Aim of the task: Your answer must consist solely of the number of lines that contain the word "anonymously".

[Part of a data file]

--- BEGIN ---

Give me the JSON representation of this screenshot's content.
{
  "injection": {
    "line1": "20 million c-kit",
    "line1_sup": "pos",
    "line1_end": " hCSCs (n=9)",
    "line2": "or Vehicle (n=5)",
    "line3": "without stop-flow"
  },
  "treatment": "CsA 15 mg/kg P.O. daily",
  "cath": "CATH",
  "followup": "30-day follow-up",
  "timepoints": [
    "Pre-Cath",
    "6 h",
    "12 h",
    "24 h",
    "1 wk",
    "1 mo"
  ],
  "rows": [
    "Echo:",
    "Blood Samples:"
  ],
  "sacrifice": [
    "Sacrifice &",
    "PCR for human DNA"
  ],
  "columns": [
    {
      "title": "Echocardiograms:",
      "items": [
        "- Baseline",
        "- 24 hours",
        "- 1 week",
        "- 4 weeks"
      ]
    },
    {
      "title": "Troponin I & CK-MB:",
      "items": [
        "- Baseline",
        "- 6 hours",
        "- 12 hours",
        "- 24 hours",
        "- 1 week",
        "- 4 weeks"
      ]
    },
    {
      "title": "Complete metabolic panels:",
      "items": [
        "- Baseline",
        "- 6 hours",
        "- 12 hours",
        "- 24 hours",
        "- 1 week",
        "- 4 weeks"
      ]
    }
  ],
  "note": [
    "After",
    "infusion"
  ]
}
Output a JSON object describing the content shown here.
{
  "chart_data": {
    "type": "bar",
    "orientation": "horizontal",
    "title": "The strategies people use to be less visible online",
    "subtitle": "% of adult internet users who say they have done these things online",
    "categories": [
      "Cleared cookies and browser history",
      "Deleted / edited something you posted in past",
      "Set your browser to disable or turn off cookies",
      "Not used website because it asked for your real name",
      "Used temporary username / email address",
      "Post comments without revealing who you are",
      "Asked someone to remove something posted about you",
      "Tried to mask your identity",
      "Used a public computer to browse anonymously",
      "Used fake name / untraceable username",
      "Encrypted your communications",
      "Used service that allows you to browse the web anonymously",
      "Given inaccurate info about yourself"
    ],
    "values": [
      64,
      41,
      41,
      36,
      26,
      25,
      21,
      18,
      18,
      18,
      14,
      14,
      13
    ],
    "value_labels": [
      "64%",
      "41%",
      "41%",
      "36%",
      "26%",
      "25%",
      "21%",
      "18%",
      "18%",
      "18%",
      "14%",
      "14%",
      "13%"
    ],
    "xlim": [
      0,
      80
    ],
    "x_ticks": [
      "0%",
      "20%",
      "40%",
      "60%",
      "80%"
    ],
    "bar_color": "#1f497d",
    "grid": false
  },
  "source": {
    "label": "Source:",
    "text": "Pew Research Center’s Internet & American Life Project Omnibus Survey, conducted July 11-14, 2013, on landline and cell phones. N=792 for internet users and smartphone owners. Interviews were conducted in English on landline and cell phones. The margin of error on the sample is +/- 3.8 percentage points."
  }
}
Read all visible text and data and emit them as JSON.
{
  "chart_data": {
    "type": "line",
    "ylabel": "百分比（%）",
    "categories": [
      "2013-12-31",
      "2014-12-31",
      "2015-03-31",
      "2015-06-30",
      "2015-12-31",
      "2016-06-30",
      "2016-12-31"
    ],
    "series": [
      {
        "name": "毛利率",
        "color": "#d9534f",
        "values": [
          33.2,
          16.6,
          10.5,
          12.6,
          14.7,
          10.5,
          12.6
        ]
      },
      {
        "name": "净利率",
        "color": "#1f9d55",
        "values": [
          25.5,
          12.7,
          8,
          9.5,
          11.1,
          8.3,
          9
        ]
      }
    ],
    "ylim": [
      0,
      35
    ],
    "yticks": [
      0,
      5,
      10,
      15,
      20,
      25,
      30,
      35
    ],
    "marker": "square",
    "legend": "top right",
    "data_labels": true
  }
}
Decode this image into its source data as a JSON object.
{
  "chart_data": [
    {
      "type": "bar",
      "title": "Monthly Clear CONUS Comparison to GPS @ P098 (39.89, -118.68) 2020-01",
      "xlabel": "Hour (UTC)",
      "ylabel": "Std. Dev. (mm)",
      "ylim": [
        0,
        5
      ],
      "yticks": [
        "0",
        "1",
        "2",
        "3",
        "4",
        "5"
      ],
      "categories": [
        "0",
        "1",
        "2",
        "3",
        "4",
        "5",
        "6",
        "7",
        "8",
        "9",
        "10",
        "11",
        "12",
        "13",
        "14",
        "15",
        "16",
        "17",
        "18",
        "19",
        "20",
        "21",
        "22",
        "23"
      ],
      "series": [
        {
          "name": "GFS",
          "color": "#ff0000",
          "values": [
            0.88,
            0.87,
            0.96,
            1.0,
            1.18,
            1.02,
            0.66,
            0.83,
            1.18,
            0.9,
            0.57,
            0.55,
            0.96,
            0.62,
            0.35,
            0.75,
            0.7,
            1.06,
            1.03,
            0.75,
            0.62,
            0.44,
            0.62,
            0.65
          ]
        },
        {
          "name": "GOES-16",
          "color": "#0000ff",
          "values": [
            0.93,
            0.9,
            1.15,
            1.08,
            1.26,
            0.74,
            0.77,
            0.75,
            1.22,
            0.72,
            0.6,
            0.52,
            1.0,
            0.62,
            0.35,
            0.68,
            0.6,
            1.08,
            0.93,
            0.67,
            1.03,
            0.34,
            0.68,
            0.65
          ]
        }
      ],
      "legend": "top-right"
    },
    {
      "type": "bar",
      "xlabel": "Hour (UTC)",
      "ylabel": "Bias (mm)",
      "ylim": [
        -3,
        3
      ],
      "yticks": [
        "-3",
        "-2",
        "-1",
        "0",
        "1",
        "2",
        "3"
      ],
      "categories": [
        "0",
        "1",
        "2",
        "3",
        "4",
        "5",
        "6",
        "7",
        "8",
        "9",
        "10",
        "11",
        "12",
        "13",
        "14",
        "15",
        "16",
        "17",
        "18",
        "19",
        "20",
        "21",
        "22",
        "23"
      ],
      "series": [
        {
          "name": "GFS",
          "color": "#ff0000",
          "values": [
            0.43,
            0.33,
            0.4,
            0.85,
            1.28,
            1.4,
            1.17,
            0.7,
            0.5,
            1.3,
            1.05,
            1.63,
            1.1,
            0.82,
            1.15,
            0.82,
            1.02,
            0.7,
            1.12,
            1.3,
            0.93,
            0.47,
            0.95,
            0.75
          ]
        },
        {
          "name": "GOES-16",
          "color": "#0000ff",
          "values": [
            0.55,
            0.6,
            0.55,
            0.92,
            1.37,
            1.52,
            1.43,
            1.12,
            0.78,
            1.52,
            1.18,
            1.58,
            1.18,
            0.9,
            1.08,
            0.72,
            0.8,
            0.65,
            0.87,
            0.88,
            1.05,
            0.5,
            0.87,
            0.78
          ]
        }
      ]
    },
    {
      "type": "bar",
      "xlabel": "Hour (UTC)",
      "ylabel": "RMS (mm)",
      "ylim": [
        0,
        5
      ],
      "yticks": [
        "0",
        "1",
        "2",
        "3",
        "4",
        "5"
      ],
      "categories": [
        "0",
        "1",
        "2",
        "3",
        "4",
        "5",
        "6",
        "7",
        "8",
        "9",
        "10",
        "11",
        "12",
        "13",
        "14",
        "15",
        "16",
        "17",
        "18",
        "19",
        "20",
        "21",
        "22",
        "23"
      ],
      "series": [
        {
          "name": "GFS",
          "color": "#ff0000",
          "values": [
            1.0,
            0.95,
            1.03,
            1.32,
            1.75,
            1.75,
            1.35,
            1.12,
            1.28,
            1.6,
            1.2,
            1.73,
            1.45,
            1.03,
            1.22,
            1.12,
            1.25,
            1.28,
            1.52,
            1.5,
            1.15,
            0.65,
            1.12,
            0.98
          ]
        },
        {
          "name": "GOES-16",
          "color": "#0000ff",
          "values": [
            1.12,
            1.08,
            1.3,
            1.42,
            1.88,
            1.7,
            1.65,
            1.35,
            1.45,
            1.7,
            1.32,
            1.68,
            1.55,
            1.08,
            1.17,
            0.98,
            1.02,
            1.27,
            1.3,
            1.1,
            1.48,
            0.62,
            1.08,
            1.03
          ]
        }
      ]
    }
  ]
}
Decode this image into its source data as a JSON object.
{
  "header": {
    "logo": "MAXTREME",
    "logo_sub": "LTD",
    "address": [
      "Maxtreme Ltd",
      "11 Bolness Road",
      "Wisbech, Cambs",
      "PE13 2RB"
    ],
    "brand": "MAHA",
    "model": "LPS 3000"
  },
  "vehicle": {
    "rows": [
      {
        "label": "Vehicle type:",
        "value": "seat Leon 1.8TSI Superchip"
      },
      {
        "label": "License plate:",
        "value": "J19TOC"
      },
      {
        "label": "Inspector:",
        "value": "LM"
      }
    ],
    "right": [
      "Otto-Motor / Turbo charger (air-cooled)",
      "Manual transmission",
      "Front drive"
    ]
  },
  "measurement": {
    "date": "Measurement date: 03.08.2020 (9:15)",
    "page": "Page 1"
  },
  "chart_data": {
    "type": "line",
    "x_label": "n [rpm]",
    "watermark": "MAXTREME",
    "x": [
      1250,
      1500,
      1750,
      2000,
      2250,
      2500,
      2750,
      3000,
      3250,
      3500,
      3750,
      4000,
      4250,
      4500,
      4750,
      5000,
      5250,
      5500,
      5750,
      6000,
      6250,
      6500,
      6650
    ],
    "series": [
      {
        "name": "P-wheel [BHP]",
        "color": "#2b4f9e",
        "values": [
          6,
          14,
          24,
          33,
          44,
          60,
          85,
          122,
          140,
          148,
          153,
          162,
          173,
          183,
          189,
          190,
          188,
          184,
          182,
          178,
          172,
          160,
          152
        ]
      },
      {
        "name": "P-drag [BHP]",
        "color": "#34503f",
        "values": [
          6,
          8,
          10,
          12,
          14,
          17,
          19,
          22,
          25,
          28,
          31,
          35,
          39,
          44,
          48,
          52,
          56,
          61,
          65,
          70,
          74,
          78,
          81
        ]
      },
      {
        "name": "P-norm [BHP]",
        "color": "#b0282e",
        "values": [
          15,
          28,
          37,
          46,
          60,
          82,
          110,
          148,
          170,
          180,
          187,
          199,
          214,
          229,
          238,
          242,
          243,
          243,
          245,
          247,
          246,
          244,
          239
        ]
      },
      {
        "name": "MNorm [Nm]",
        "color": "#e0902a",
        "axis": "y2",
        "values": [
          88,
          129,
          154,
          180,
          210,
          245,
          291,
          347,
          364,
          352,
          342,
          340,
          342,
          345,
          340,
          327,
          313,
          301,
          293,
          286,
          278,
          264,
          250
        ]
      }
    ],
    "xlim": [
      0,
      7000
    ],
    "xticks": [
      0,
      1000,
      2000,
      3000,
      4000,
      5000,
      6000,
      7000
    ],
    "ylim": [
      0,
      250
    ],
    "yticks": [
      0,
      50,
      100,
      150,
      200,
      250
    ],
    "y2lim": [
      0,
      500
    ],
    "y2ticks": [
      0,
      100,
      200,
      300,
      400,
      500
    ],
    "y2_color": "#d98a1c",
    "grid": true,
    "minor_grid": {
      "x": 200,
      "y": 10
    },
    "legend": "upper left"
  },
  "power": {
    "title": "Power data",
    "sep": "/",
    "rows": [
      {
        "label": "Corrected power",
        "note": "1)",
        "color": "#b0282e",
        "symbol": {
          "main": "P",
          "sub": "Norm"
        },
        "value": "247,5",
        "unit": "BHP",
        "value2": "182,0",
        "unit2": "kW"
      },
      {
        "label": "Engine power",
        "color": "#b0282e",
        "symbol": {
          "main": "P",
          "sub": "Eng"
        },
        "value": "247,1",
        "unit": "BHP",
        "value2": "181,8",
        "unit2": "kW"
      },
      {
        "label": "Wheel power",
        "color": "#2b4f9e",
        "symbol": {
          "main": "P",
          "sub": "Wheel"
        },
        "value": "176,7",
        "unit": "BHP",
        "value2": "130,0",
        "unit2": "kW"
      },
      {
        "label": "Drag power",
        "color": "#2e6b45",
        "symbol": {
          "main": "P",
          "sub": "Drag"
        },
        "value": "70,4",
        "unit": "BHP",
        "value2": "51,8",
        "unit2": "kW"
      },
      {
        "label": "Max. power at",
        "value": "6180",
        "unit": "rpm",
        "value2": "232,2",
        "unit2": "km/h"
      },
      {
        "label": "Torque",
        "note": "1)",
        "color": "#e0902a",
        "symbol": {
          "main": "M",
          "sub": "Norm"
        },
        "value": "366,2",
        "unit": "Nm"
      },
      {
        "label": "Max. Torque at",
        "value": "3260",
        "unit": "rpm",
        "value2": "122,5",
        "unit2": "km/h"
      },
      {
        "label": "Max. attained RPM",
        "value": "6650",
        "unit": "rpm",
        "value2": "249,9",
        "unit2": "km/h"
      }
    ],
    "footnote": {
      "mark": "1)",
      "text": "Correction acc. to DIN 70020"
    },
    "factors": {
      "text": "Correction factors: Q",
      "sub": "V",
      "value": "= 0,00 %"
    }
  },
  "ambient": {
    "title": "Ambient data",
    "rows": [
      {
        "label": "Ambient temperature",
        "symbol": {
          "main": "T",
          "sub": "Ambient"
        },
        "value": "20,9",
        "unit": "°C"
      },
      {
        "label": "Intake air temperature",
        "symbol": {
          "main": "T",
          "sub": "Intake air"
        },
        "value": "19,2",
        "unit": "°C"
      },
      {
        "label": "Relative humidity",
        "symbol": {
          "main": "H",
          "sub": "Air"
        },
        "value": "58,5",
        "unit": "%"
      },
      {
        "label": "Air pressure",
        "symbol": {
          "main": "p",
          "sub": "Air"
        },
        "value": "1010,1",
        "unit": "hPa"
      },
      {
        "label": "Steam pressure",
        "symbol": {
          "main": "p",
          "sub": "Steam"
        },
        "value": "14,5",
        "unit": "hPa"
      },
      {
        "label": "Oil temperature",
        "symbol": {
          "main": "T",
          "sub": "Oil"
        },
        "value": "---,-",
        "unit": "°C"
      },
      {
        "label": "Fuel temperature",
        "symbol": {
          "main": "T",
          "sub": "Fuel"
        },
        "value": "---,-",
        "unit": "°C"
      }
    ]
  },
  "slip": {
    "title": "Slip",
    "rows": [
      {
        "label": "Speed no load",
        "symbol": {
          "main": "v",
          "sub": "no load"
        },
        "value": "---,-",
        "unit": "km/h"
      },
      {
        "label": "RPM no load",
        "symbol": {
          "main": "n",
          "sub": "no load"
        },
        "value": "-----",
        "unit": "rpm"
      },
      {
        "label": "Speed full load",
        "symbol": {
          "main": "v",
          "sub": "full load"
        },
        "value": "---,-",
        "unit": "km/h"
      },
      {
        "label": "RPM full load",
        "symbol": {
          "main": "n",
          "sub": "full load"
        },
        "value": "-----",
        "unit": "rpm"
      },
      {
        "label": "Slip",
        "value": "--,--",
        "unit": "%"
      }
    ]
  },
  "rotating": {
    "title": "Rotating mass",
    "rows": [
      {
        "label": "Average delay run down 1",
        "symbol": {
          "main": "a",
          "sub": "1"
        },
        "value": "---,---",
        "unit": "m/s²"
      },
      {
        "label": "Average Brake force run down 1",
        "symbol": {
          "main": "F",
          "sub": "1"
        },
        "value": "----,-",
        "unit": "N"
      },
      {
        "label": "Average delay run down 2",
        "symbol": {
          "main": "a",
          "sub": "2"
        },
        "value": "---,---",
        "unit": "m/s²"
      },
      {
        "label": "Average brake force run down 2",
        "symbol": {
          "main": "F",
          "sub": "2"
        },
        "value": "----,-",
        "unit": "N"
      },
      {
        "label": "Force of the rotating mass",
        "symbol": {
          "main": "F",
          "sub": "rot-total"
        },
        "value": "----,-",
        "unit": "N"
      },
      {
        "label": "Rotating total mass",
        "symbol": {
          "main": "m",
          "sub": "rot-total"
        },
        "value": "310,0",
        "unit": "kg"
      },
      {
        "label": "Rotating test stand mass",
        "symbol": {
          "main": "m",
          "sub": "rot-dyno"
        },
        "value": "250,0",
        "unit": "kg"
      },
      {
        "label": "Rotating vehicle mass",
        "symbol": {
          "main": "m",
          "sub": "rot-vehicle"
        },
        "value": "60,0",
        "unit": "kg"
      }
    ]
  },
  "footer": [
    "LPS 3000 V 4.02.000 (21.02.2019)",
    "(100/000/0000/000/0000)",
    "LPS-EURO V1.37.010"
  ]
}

--- END ---

Result below: 2